++++ Records shown

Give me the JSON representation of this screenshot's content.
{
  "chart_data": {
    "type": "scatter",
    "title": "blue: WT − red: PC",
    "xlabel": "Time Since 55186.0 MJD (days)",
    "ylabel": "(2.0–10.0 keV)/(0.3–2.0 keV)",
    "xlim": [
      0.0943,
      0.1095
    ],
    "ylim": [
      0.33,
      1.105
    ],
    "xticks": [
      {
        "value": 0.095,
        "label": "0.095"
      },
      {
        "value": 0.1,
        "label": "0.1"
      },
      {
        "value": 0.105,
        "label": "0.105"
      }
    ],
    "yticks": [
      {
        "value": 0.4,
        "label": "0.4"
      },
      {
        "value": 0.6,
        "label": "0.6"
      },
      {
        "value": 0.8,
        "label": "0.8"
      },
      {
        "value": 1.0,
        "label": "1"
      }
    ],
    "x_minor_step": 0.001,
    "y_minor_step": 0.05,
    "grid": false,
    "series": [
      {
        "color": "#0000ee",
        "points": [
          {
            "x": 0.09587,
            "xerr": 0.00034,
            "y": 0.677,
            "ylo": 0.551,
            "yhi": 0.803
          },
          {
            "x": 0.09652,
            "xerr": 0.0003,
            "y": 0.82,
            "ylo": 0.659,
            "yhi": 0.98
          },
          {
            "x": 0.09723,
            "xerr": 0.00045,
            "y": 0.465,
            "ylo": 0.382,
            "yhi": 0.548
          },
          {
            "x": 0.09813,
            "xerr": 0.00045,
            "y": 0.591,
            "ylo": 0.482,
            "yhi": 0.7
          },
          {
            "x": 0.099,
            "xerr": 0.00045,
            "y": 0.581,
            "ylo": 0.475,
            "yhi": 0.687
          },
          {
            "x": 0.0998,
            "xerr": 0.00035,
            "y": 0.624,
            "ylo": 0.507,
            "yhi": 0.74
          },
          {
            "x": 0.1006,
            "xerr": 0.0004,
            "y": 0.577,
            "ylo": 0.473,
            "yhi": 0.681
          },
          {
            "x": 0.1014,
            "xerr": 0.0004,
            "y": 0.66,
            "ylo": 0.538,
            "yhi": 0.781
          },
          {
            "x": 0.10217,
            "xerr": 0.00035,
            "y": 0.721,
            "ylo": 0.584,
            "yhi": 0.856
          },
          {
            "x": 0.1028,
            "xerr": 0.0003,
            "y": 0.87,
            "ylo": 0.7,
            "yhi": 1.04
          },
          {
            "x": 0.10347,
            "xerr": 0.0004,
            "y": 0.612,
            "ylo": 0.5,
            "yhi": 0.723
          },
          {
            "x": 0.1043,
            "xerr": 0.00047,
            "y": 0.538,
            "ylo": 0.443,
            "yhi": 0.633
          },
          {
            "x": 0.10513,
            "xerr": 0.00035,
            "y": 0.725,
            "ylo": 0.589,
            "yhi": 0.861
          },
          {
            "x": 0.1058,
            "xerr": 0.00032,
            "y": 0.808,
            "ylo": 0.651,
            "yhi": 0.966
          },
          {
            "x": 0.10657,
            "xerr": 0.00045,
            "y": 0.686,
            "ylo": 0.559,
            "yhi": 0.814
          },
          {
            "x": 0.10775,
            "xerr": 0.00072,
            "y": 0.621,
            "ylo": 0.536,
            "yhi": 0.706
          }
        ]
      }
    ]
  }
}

++++++++

### [Prompt]
All of the material above needs to be retyped word for word.

### [Result of this task]
Give me the JSON representation of this screenshot's content.
{
  "chart_data": {
    "type": "scatter",
    "title": "blue: WT − red: PC",
    "xlabel": "Time Since 55186.0 MJD (days)",
    "ylabel": "(2.0–10.0 keV)/(0.3–2.0 keV)",
    "xlim": [
      0.0943,
      0.1095
    ],
    "ylim": [
      0.33,
      1.105
    ],
    "xticks": [
      {
        "value": 0.095,
        "label": "0.095"
      },
      {
        "value": 0.1,
        "label": "0.1"
      },
      {
        "value": 0.105,
        "label": "0.105"
      }
    ],
    "yticks": [
      {
        "value": 0.4,
        "label": "0.4"
      },
      {
        "value": 0.6,
        "label": "0.6"
      },
      {
        "value": 0.8,
        "label": "0.8"
      },
      {
        "value": 1.0,
        "label": "1"
      }
    ],
    "x_minor_step": 0.001,
    "y_minor_step": 0.05,
    "grid": false,
    "series": [
      {
        "color": "#0000ee",
        "points": [
          {
            "x": 0.09587,
            "xerr": 0.00034,
            "y": 0.677,
            "ylo": 0.551,
            "yhi": 0.803
          },
          {
            "x": 0.09652,
            "xerr": 0.0003,
            "y": 0.82,
            "ylo": 0.659,
            "yhi": 0.98
          },
          {
            "x": 0.09723,
            "xerr": 0.00045,
            "y": 0.465,
            "ylo": 0.382,
            "yhi": 0.548
          },
          {
            "x": 0.09813,
            "xerr": 0.00045,
            "y": 0.591,
            "ylo": 0.482,
            "yhi": 0.7
          },
          {
            "x": 0.099,
            "xerr": 0.00045,
            "y": 0.581,
            "ylo": 0.475,
            "yhi": 0.687
          },
          {
            "x": 0.0998,
            "xerr": 0.00035,
            "y": 0.624,
            "ylo": 0.507,
            "yhi": 0.74
          },
          {
            "x": 0.1006,
            "xerr": 0.0004,
            "y": 0.577,
            "ylo": 0.473,
            "yhi": 0.681
          },
          {
            "x": 0.1014,
            "xerr": 0.0004,
            "y": 0.66,
            "ylo": 0.538,
            "yhi": 0.781
          },
          {
            "x": 0.10217,
            "xerr": 0.00035,
            "y": 0.721,
            "ylo": 0.584,
            "yhi": 0.856
          },
          {
            "x": 0.1028,
            "xerr": 0.0003,
            "y": 0.87,
            "ylo": 0.7,
            "yhi": 1.04
          },
          {
            "x": 0.10347,
            "xerr": 0.0004,
            "y": 0.612,
            "ylo": 0.5,
            "yhi": 0.723
          },
          {
            "x": 0.1043,
            "xerr": 0.00047,
            "y": 0.538,
            "ylo": 0.443,
            "yhi": 0.633
          },
          {
            "x": 0.10513,
            "xerr": 0.00035,
            "y": 0.725,
            "ylo": 0.589,
            "yhi": 0.861
          },
          {
            "x": 0.1058,
            "xerr": 0.00032,
            "y": 0.808,
            "ylo": 0.651,
            "yhi": 0.966
          },
          {
            "x": 0.10657,
            "xerr": 0.00045,
            "y": 0.686,
            "ylo": 0.559,
            "yhi": 0.814
          },
          {
            "x": 0.10775,
            "xerr": 0.00072,
            "y": 0.621,
            "ylo": 0.536,
            "yhi": 0.706
          }
        ]
      }
    ]
  }
}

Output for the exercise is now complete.